(Dataset items)
______

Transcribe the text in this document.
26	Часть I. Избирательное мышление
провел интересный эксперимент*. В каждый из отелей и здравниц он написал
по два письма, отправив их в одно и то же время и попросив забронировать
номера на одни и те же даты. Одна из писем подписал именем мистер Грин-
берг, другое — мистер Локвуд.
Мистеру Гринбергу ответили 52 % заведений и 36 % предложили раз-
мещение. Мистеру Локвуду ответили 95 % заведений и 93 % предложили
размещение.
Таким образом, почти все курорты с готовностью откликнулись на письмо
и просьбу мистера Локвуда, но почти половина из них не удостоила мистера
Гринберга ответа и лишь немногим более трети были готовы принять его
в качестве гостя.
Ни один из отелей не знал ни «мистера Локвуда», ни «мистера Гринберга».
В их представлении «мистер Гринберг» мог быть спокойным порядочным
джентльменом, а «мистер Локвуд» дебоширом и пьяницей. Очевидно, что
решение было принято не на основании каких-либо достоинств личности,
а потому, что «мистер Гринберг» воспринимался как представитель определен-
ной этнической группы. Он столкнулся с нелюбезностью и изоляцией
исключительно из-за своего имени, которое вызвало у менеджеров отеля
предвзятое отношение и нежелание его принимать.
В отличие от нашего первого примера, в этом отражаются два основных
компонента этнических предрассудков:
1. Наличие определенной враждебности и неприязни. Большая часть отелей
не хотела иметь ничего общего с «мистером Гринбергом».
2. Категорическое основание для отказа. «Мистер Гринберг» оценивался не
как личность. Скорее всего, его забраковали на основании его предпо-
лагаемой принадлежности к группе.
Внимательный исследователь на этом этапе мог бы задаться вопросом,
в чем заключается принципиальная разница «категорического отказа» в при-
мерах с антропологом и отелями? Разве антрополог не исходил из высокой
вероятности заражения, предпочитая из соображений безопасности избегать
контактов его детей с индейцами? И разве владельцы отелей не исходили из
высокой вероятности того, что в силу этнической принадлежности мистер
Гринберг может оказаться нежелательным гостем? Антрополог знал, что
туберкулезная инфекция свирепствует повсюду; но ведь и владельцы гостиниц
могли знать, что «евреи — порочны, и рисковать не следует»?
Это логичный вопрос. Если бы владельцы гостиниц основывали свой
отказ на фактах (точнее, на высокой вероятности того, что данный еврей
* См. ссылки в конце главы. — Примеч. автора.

______

In the material above, find the lines that contain "основании" and show them.

решение было принято не на основании каких-либо достоинств личности,
как личность. Скорее всего, его забраковали на основании его предпо-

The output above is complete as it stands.